(Figure record extracts)
-- begin --

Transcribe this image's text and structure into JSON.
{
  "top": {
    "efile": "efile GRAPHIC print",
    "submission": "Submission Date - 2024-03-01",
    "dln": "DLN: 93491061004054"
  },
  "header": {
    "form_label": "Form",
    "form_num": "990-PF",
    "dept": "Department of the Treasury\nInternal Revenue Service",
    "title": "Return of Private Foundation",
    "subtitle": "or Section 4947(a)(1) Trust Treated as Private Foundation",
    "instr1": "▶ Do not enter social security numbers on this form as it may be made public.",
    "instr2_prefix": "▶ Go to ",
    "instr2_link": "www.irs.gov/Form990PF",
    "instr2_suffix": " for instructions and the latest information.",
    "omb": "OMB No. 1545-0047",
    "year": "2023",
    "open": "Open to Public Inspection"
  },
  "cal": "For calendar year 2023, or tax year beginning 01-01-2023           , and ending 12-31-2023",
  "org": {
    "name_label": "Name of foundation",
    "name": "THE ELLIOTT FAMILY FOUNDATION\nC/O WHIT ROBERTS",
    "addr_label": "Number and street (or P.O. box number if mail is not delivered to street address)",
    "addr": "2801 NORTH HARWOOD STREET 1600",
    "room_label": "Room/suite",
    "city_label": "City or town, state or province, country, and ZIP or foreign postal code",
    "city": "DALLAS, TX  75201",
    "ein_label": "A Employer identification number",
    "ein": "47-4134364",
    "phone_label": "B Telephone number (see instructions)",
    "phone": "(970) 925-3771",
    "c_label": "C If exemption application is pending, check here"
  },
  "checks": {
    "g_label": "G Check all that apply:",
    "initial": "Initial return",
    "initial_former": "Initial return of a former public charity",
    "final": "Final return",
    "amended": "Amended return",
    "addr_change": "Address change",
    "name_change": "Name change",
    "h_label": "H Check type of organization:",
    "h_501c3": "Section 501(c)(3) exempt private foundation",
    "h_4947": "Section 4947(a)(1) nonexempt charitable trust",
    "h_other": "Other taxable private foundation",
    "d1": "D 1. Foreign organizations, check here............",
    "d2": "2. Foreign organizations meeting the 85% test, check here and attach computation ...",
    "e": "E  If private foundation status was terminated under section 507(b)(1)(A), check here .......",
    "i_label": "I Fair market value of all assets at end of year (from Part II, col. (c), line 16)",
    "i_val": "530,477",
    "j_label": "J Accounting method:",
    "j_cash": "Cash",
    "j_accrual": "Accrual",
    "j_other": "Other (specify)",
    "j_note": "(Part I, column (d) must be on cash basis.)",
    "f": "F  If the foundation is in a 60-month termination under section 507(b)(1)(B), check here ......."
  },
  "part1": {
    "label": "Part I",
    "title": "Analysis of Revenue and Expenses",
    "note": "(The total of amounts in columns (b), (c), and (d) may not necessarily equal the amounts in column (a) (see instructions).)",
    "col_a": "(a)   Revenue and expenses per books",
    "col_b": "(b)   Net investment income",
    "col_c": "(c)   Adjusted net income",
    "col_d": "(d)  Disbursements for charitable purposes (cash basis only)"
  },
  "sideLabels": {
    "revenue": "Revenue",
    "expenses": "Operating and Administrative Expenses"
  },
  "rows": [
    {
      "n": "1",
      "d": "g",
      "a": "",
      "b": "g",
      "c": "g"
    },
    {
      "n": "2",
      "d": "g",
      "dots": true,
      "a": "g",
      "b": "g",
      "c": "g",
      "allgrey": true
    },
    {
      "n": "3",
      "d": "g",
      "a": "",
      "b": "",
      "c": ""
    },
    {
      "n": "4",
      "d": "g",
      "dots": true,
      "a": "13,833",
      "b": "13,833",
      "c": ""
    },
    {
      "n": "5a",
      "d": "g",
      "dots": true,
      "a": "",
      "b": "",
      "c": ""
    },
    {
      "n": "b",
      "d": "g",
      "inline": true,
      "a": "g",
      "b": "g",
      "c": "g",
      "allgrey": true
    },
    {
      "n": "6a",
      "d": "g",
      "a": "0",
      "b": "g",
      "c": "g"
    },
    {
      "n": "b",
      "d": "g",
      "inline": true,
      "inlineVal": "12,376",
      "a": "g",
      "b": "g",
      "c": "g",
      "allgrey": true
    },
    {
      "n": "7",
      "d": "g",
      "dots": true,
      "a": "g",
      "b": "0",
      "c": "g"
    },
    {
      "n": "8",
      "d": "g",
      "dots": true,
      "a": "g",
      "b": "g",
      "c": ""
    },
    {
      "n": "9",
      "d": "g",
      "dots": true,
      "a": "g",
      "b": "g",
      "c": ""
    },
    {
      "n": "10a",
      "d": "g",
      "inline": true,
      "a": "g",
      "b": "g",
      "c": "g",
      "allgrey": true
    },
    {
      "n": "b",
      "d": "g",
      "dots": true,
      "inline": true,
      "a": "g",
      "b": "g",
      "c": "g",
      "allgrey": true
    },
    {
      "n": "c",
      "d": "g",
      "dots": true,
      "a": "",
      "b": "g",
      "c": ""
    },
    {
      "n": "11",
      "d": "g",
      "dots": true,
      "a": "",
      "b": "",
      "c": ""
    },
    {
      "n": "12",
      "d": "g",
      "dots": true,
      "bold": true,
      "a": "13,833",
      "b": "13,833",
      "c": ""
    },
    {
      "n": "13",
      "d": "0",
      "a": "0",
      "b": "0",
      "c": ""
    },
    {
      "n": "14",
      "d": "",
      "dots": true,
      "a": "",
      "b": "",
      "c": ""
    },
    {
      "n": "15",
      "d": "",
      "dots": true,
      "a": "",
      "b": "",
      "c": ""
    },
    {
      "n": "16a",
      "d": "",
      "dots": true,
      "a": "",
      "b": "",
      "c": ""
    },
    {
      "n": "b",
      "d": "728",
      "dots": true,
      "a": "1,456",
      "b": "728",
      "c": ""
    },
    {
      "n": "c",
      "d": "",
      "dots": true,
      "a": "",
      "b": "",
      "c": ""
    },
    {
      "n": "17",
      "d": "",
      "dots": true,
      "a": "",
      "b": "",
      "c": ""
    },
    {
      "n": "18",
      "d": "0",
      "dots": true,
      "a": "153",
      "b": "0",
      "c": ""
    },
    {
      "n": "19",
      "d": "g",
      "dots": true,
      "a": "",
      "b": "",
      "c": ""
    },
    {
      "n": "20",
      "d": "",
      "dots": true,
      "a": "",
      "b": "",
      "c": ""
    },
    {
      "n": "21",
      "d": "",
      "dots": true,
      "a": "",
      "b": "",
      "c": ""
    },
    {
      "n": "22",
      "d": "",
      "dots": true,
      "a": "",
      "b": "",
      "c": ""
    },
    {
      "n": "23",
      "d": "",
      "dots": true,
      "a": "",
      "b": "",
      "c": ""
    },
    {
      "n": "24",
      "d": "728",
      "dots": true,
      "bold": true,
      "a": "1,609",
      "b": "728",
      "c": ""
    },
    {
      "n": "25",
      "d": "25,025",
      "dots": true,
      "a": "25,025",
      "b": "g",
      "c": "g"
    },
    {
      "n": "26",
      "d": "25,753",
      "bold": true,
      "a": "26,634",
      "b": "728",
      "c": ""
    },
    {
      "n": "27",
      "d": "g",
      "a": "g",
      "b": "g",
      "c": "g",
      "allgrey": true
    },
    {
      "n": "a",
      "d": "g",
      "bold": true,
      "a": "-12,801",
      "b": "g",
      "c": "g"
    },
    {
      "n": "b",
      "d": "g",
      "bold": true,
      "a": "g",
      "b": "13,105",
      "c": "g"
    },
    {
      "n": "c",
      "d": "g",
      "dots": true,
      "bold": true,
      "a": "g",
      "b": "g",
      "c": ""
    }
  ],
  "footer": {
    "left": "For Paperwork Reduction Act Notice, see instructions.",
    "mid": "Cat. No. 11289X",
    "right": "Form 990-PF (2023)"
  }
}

-- end --

The answer is a single number: how many lines include the word "this"?

= SOLVED EXERCISE =
2